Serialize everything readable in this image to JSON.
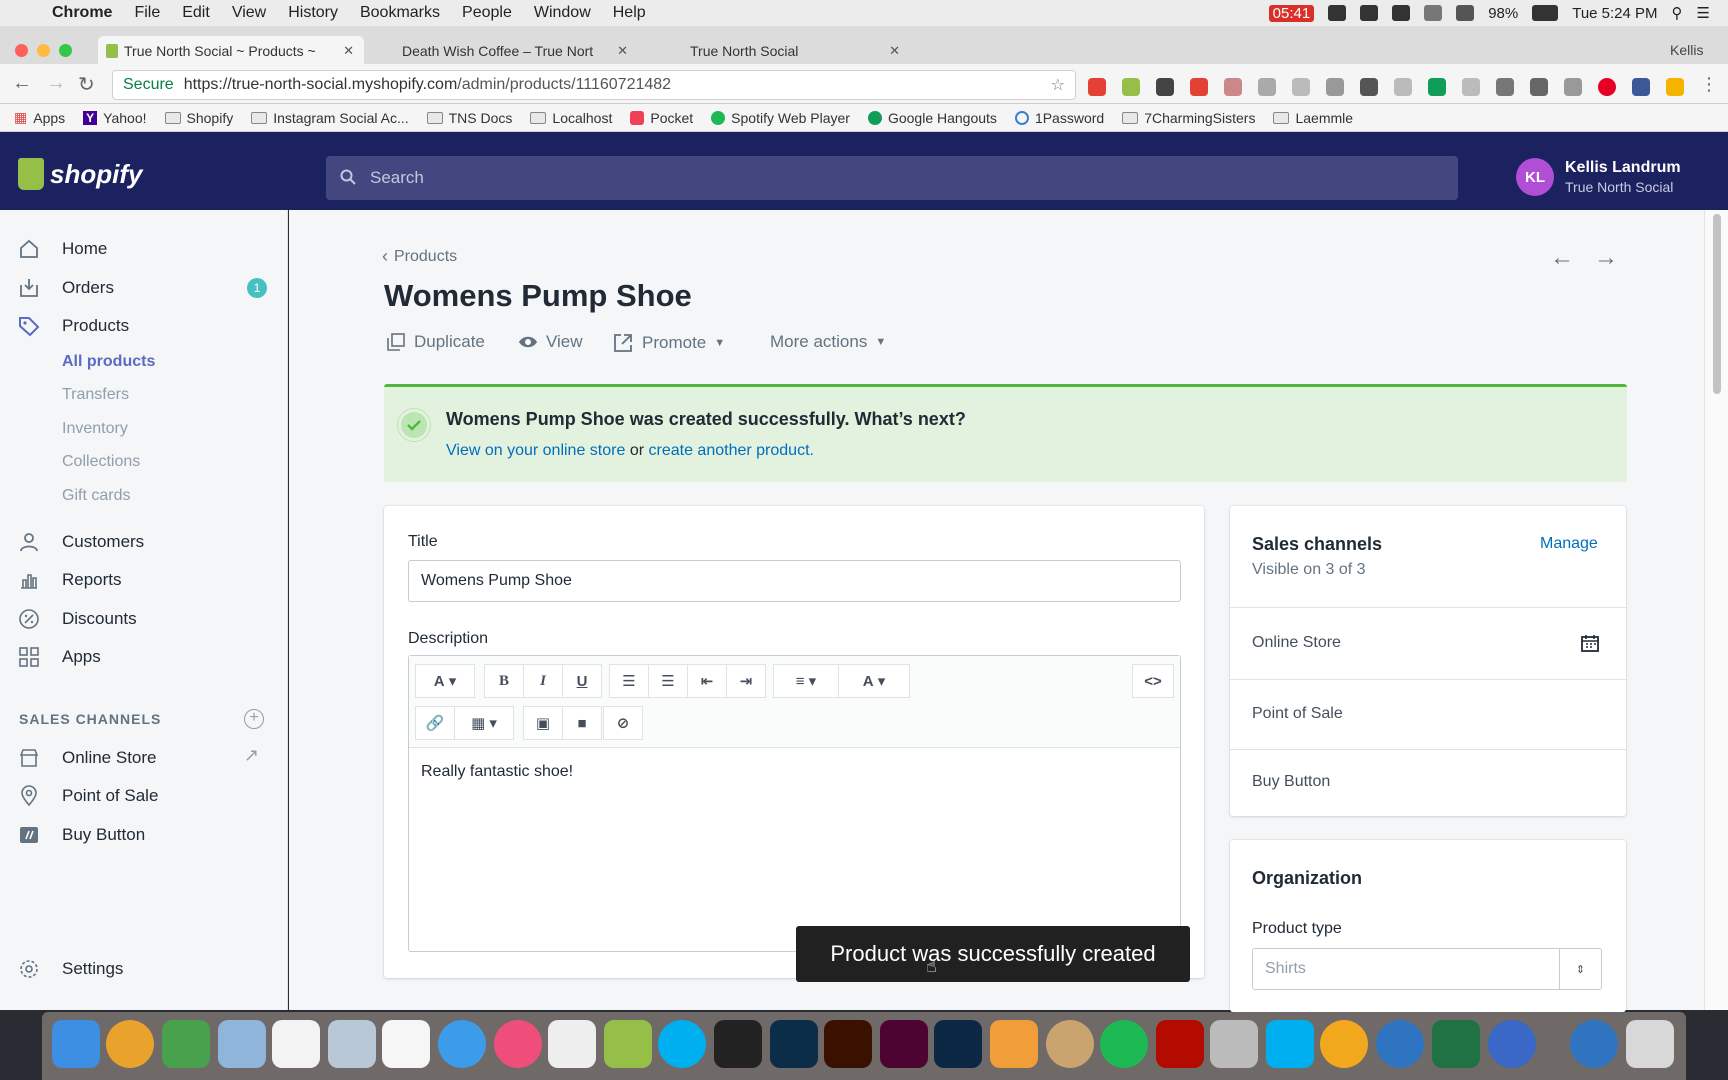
{
  "menubar": {
    "app": "Chrome",
    "items": [
      "File",
      "Edit",
      "View",
      "History",
      "Bookmarks",
      "People",
      "Window",
      "Help"
    ],
    "timer": "05:41",
    "battery": "98%",
    "clock": "Tue 5:24 PM"
  },
  "browser": {
    "profile": "Kellis",
    "tabs": [
      {
        "title": "True North Social ~ Products ~"
      },
      {
        "title": "Death Wish Coffee – True Nort"
      },
      {
        "title": "True North Social"
      }
    ],
    "secure_label": "Secure",
    "url_host": "https://true-north-social.myshopify.com",
    "url_path": "/admin/products/11160721482",
    "bookmarks": [
      "Apps",
      "Yahoo!",
      "Shopify",
      "Instagram Social Ac...",
      "TNS Docs",
      "Localhost",
      "Pocket",
      "Spotify Web Player",
      "Google Hangouts",
      "1Password",
      "7CharmingSisters",
      "Laemmle"
    ]
  },
  "header": {
    "logo_text": "shopify",
    "search_placeholder": "Search",
    "avatar_initials": "KL",
    "user_name": "Kellis Landrum",
    "store_name": "True North Social"
  },
  "sidebar": {
    "nav": [
      {
        "label": "Home"
      },
      {
        "label": "Orders",
        "badge": "1"
      },
      {
        "label": "Products"
      },
      {
        "label": "Customers"
      },
      {
        "label": "Reports"
      },
      {
        "label": "Discounts"
      },
      {
        "label": "Apps"
      }
    ],
    "products_sub": [
      "All products",
      "Transfers",
      "Inventory",
      "Collections",
      "Gift cards"
    ],
    "sales_channels_heading": "SALES CHANNELS",
    "channels": [
      "Online Store",
      "Point of Sale",
      "Buy Button"
    ],
    "settings": "Settings"
  },
  "page": {
    "breadcrumb": "Products",
    "title": "Womens Pump Shoe",
    "actions": {
      "duplicate": "Duplicate",
      "view": "View",
      "promote": "Promote",
      "more": "More actions"
    },
    "banner": {
      "message": "Womens Pump Shoe was created successfully. What’s next?",
      "link1": "View on your online store",
      "or": "or",
      "link2": "create another product."
    },
    "form": {
      "title_label": "Title",
      "title_value": "Womens Pump Shoe",
      "description_label": "Description",
      "description_value": "Really fantastic shoe!"
    },
    "sales_channels": {
      "heading": "Sales channels",
      "manage": "Manage",
      "visibility": "Visible on 3 of 3",
      "items": [
        "Online Store",
        "Point of Sale",
        "Buy Button"
      ]
    },
    "organization": {
      "heading": "Organization",
      "product_type_label": "Product type",
      "product_type_placeholder": "Shirts"
    },
    "toast": "Product was successfully created"
  },
  "colors": {
    "shopify_nav": "#1c2260",
    "accent": "#5c6ac4",
    "success_bg": "#e3f1df",
    "success_border": "#50b83c",
    "link": "#006fbb"
  }
}
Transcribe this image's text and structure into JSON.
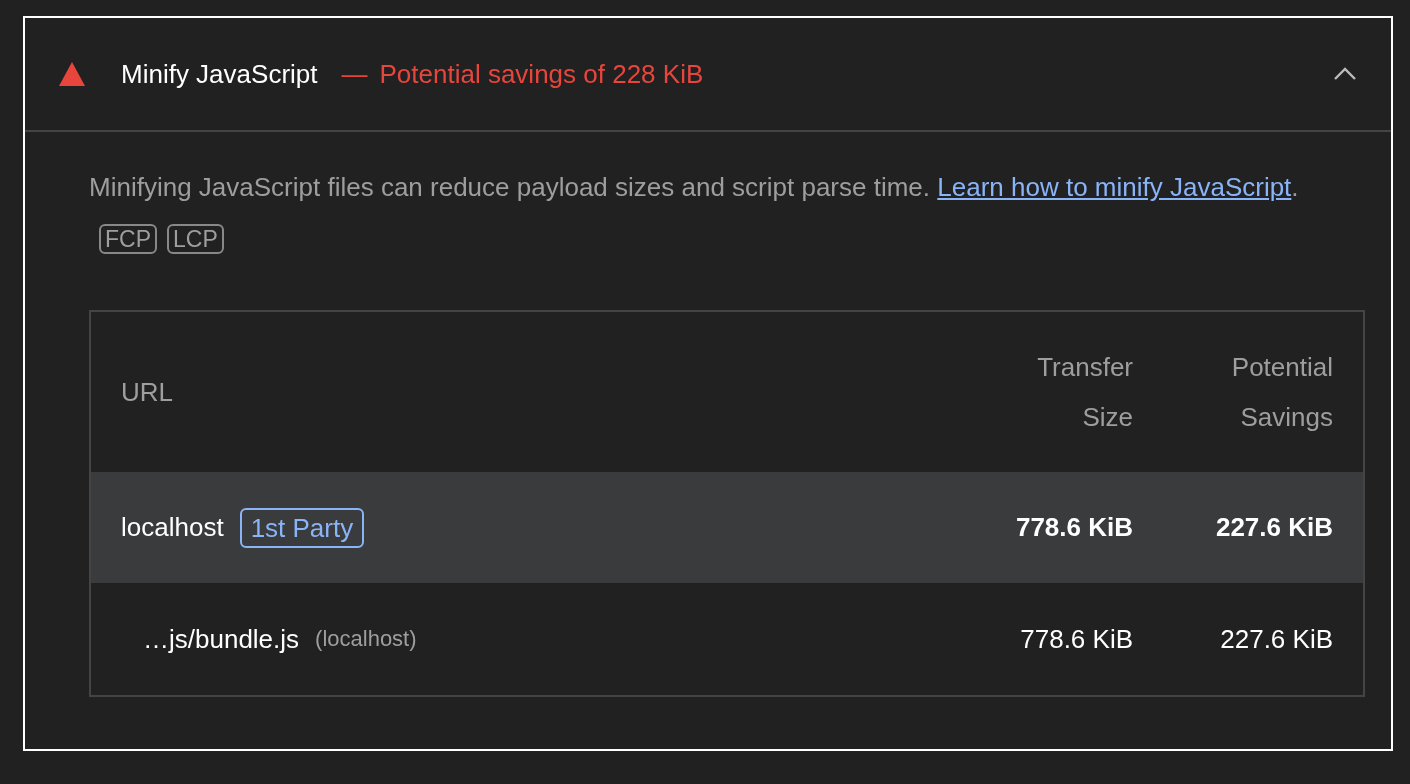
{
  "audit": {
    "kind": "fail",
    "title": "Minify JavaScript",
    "separator": "—",
    "savings": "Potential savings of 228 KiB",
    "expanded": true,
    "description": {
      "text": "Minifying JavaScript files can reduce payload sizes and script parse time.",
      "link": "Learn how to minify JavaScript",
      "after_link": ".",
      "tags": [
        "FCP",
        "LCP"
      ]
    },
    "table": {
      "columns": [
        {
          "label": "URL"
        },
        {
          "label": "Transfer Size"
        },
        {
          "label": "Potential Savings"
        }
      ],
      "rows": [
        {
          "kind": "group",
          "url": "localhost",
          "badge": "1st Party",
          "transfer_size": "778.6 KiB",
          "potential_savings": "227.6 KiB"
        },
        {
          "kind": "item",
          "url": "…js/bundle.js",
          "host": "(localhost)",
          "transfer_size": "778.6 KiB",
          "potential_savings": "227.6 KiB"
        }
      ]
    }
  }
}
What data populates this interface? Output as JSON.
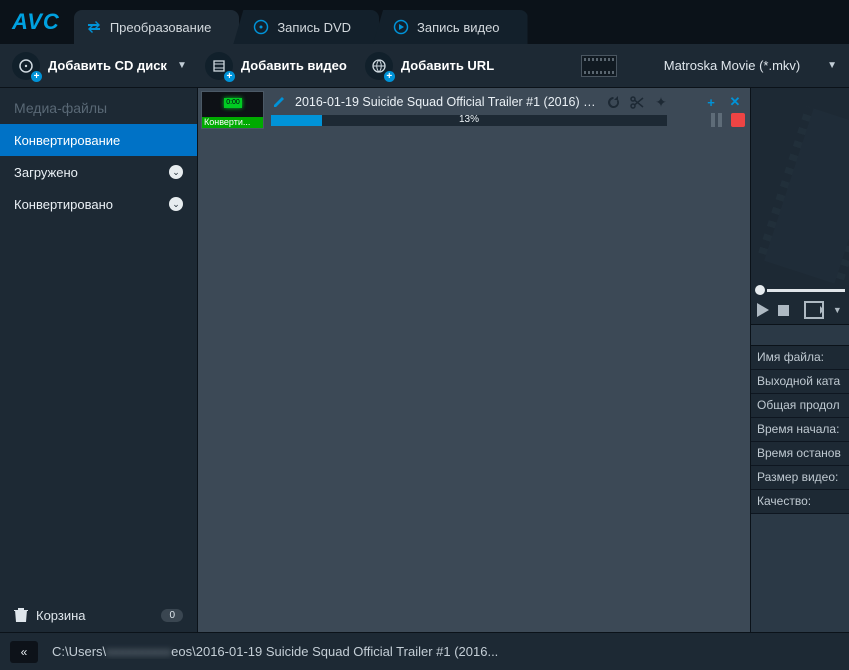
{
  "logo": "AVC",
  "tabs": [
    {
      "label": "Преобразование",
      "icon": "convert"
    },
    {
      "label": "Запись DVD",
      "icon": "disc"
    },
    {
      "label": "Запись видео",
      "icon": "play"
    }
  ],
  "toolbar": {
    "add_cd": "Добавить CD диск",
    "add_video": "Добавить видео",
    "add_url": "Добавить URL"
  },
  "format_selected": "Matroska Movie (*.mkv)",
  "sidebar": {
    "header": "Медиа-файлы",
    "items": [
      {
        "label": "Конвертирование",
        "sel": true
      },
      {
        "label": "Загружено",
        "sel": false
      },
      {
        "label": "Конвертировано",
        "sel": false
      }
    ],
    "trash_label": "Корзина",
    "trash_count": "0"
  },
  "item": {
    "title": "2016-01-19 Suicide Squad Official Trailer #1 (2016) - J...",
    "thumb_overlay": "Конверти...",
    "thumb_led": "0:00",
    "progress_pct": 13,
    "progress_label": "13%"
  },
  "right": {
    "rows": [
      "Имя файла:",
      "Выходной ката",
      "Общая продол",
      "Время начала:",
      "Время останов",
      "Размер видео:",
      "Качество:"
    ]
  },
  "bottom": {
    "back": "«",
    "path_prefix": "C:\\Users\\",
    "path_blur": "xxxxxxxxxx",
    "path_suffix": "eos\\2016-01-19 Suicide Squad Official Trailer #1 (2016..."
  }
}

YOUR OBJECTIVE: All of the material above needs to be restated exactly, with no pictures.

EXERCISE OUTPUT:
Serialize everything readable in this image to JSON.
{
  "menubar": {
    "app": "Chrome",
    "items": [
      "File",
      "Edit",
      "View",
      "History",
      "Bookmarks",
      "People",
      "Window",
      "Help"
    ],
    "timer": "05:41",
    "battery": "98%",
    "clock": "Tue 5:24 PM"
  },
  "browser": {
    "profile": "Kellis",
    "tabs": [
      {
        "title": "True North Social ~ Products ~"
      },
      {
        "title": "Death Wish Coffee – True Nort"
      },
      {
        "title": "True North Social"
      }
    ],
    "secure_label": "Secure",
    "url_host": "https://true-north-social.myshopify.com",
    "url_path": "/admin/products/11160721482",
    "bookmarks": [
      "Apps",
      "Yahoo!",
      "Shopify",
      "Instagram Social Ac...",
      "TNS Docs",
      "Localhost",
      "Pocket",
      "Spotify Web Player",
      "Google Hangouts",
      "1Password",
      "7CharmingSisters",
      "Laemmle"
    ]
  },
  "header": {
    "logo_text": "shopify",
    "search_placeholder": "Search",
    "avatar_initials": "KL",
    "user_name": "Kellis Landrum",
    "store_name": "True North Social"
  },
  "sidebar": {
    "nav": [
      {
        "label": "Home"
      },
      {
        "label": "Orders",
        "badge": "1"
      },
      {
        "label": "Products"
      },
      {
        "label": "Customers"
      },
      {
        "label": "Reports"
      },
      {
        "label": "Discounts"
      },
      {
        "label": "Apps"
      }
    ],
    "products_sub": [
      "All products",
      "Transfers",
      "Inventory",
      "Collections",
      "Gift cards"
    ],
    "sales_channels_heading": "SALES CHANNELS",
    "channels": [
      "Online Store",
      "Point of Sale",
      "Buy Button"
    ],
    "settings": "Settings"
  },
  "page": {
    "breadcrumb": "Products",
    "title": "Womens Pump Shoe",
    "actions": {
      "duplicate": "Duplicate",
      "view": "View",
      "promote": "Promote",
      "more": "More actions"
    },
    "banner": {
      "message": "Womens Pump Shoe was created successfully. What’s next?",
      "link1": "View on your online store",
      "or": "or",
      "link2": "create another product."
    },
    "form": {
      "title_label": "Title",
      "title_value": "Womens Pump Shoe",
      "description_label": "Description",
      "description_value": "Really fantastic shoe!"
    },
    "sales_channels": {
      "heading": "Sales channels",
      "manage": "Manage",
      "visibility": "Visible on 3 of 3",
      "items": [
        "Online Store",
        "Point of Sale",
        "Buy Button"
      ]
    },
    "organization": {
      "heading": "Organization",
      "product_type_label": "Product type",
      "product_type_placeholder": "Shirts"
    },
    "toast": "Product was successfully created"
  },
  "colors": {
    "shopify_nav": "#1c2260",
    "accent": "#5c6ac4",
    "success_bg": "#e3f1df",
    "success_border": "#50b83c",
    "link": "#006fbb"
  }
}
Transcribe this image's text and structure into JSON.
{
  "audit": {
    "kind": "fail",
    "title": "Minify JavaScript",
    "separator": "—",
    "savings": "Potential savings of 228 KiB",
    "expanded": true,
    "description": {
      "text": "Minifying JavaScript files can reduce payload sizes and script parse time.",
      "link": "Learn how to minify JavaScript",
      "after_link": ".",
      "tags": [
        "FCP",
        "LCP"
      ]
    },
    "table": {
      "columns": [
        {
          "label": "URL"
        },
        {
          "label": "Transfer Size"
        },
        {
          "label": "Potential Savings"
        }
      ],
      "rows": [
        {
          "kind": "group",
          "url": "localhost",
          "badge": "1st Party",
          "transfer_size": "778.6 KiB",
          "potential_savings": "227.6 KiB"
        },
        {
          "kind": "item",
          "url": "…js/bundle.js",
          "host": "(localhost)",
          "transfer_size": "778.6 KiB",
          "potential_savings": "227.6 KiB"
        }
      ]
    }
  }
}
What data populates this interface? Output as JSON.
{
  "logo": "AVC",
  "tabs": [
    {
      "label": "Преобразование",
      "icon": "convert"
    },
    {
      "label": "Запись DVD",
      "icon": "disc"
    },
    {
      "label": "Запись видео",
      "icon": "play"
    }
  ],
  "toolbar": {
    "add_cd": "Добавить CD диск",
    "add_video": "Добавить видео",
    "add_url": "Добавить URL"
  },
  "format_selected": "Matroska Movie (*.mkv)",
  "sidebar": {
    "header": "Медиа-файлы",
    "items": [
      {
        "label": "Конвертирование",
        "sel": true
      },
      {
        "label": "Загружено",
        "sel": false
      },
      {
        "label": "Конвертировано",
        "sel": false
      }
    ],
    "trash_label": "Корзина",
    "trash_count": "0"
  },
  "item": {
    "title": "2016-01-19 Suicide Squad Official Trailer #1 (2016) - J...",
    "thumb_overlay": "Конверти...",
    "thumb_led": "0:00",
    "progress_pct": 13,
    "progress_label": "13%"
  },
  "right": {
    "rows": [
      "Имя файла:",
      "Выходной ката",
      "Общая продол",
      "Время начала:",
      "Время останов",
      "Размер видео:",
      "Качество:"
    ]
  },
  "bottom": {
    "back": "«",
    "path_prefix": "C:\\Users\\",
    "path_blur": "xxxxxxxxxx",
    "path_suffix": "eos\\2016-01-19 Suicide Squad Official Trailer #1 (2016..."
  }
}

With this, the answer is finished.